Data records
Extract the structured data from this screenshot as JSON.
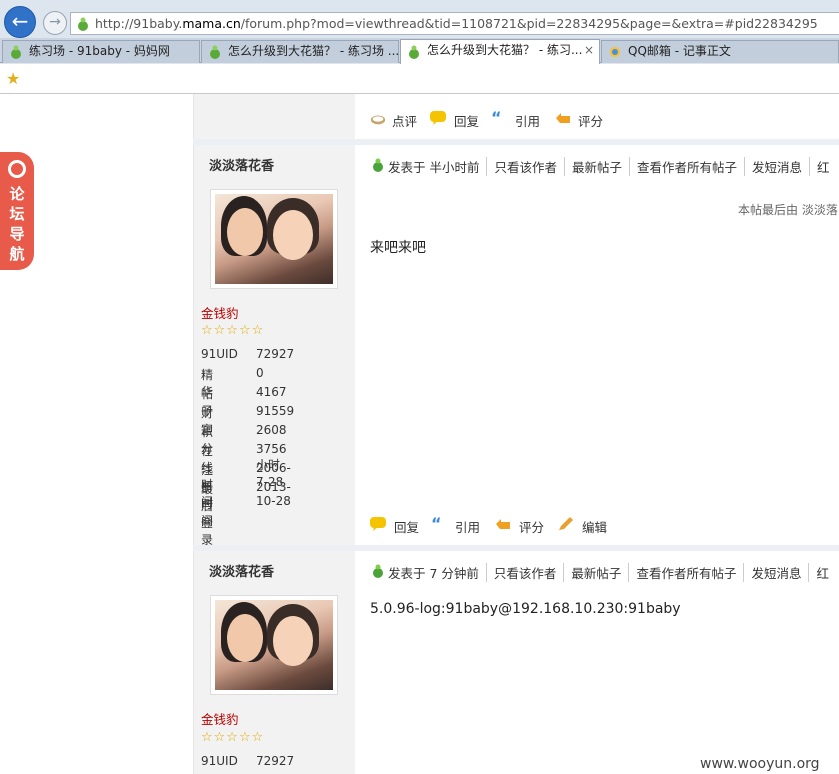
{
  "browser": {
    "url_prefix": "http://91baby.",
    "url_domain": "mama.cn",
    "url_rest": "/forum.php?mod=viewthread&tid=1108721&pid=22834295&page=&extra=#pid22834295",
    "tabs": [
      {
        "label": "练习场 - 91baby - 妈妈网",
        "close": ""
      },
      {
        "label": "怎么升级到大花猫？ - 练习场 ...",
        "close": ""
      },
      {
        "label": "怎么升级到大花猫？ - 练习...",
        "close": "×"
      },
      {
        "label": "QQ邮箱 - 记事正文",
        "close": ""
      }
    ]
  },
  "side_nav": {
    "label": "论坛导航"
  },
  "top_actions": {
    "comment": "点评",
    "reply": "回复",
    "quote": "引用",
    "rate": "评分"
  },
  "posts": [
    {
      "author": "淡淡落花香",
      "rank": "金钱豹",
      "stars": "☆☆☆☆☆",
      "stats": [
        {
          "k": "91UID",
          "v": "72927"
        },
        {
          "k": "精华",
          "v": "0"
        },
        {
          "k": "帖子",
          "v": "4167"
        },
        {
          "k": "财富",
          "v": "91559"
        },
        {
          "k": "积分",
          "v": "2608"
        },
        {
          "k": "在线时间",
          "v": "3756小时"
        },
        {
          "k": "注册时间",
          "v": "2006-7-28"
        },
        {
          "k": "最后登录",
          "v": "2013-10-28"
        }
      ],
      "posted": "发表于 半小时前",
      "links": [
        "只看该作者",
        "最新帖子",
        "查看作者所有帖子",
        "发短消息",
        "红"
      ],
      "last_edit": "本帖最后由 淡淡落",
      "content": "来吧来吧",
      "actions": {
        "reply": "回复",
        "quote": "引用",
        "rate": "评分",
        "edit": "编辑"
      }
    },
    {
      "author": "淡淡落花香",
      "rank": "金钱豹",
      "stars": "☆☆☆☆☆",
      "stats": [
        {
          "k": "91UID",
          "v": "72927"
        }
      ],
      "posted": "发表于 7 分钟前",
      "links": [
        "只看该作者",
        "最新帖子",
        "查看作者所有帖子",
        "发短消息",
        "红"
      ],
      "content": "5.0.96-log:91baby@192.168.10.230:91baby"
    }
  ],
  "watermark": "www.wooyun.org"
}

- [TASK]: Leave the pictures out and copy the rest of the data exactly.

- [EXERCISE OUTPUT]:
Extract the structured data from this screenshot as JSON.
{
  "browser": {
    "url_prefix": "http://91baby.",
    "url_domain": "mama.cn",
    "url_rest": "/forum.php?mod=viewthread&tid=1108721&pid=22834295&page=&extra=#pid22834295",
    "tabs": [
      {
        "label": "练习场 - 91baby - 妈妈网",
        "close": ""
      },
      {
        "label": "怎么升级到大花猫？ - 练习场 ...",
        "close": ""
      },
      {
        "label": "怎么升级到大花猫？ - 练习...",
        "close": "×"
      },
      {
        "label": "QQ邮箱 - 记事正文",
        "close": ""
      }
    ]
  },
  "side_nav": {
    "label": "论坛导航"
  },
  "top_actions": {
    "comment": "点评",
    "reply": "回复",
    "quote": "引用",
    "rate": "评分"
  },
  "posts": [
    {
      "author": "淡淡落花香",
      "rank": "金钱豹",
      "stars": "☆☆☆☆☆",
      "stats": [
        {
          "k": "91UID",
          "v": "72927"
        },
        {
          "k": "精华",
          "v": "0"
        },
        {
          "k": "帖子",
          "v": "4167"
        },
        {
          "k": "财富",
          "v": "91559"
        },
        {
          "k": "积分",
          "v": "2608"
        },
        {
          "k": "在线时间",
          "v": "3756小时"
        },
        {
          "k": "注册时间",
          "v": "2006-7-28"
        },
        {
          "k": "最后登录",
          "v": "2013-10-28"
        }
      ],
      "posted": "发表于 半小时前",
      "links": [
        "只看该作者",
        "最新帖子",
        "查看作者所有帖子",
        "发短消息",
        "红"
      ],
      "last_edit": "本帖最后由 淡淡落",
      "content": "来吧来吧",
      "actions": {
        "reply": "回复",
        "quote": "引用",
        "rate": "评分",
        "edit": "编辑"
      }
    },
    {
      "author": "淡淡落花香",
      "rank": "金钱豹",
      "stars": "☆☆☆☆☆",
      "stats": [
        {
          "k": "91UID",
          "v": "72927"
        }
      ],
      "posted": "发表于 7 分钟前",
      "links": [
        "只看该作者",
        "最新帖子",
        "查看作者所有帖子",
        "发短消息",
        "红"
      ],
      "content": "5.0.96-log:91baby@192.168.10.230:91baby"
    }
  ],
  "watermark": "www.wooyun.org"
}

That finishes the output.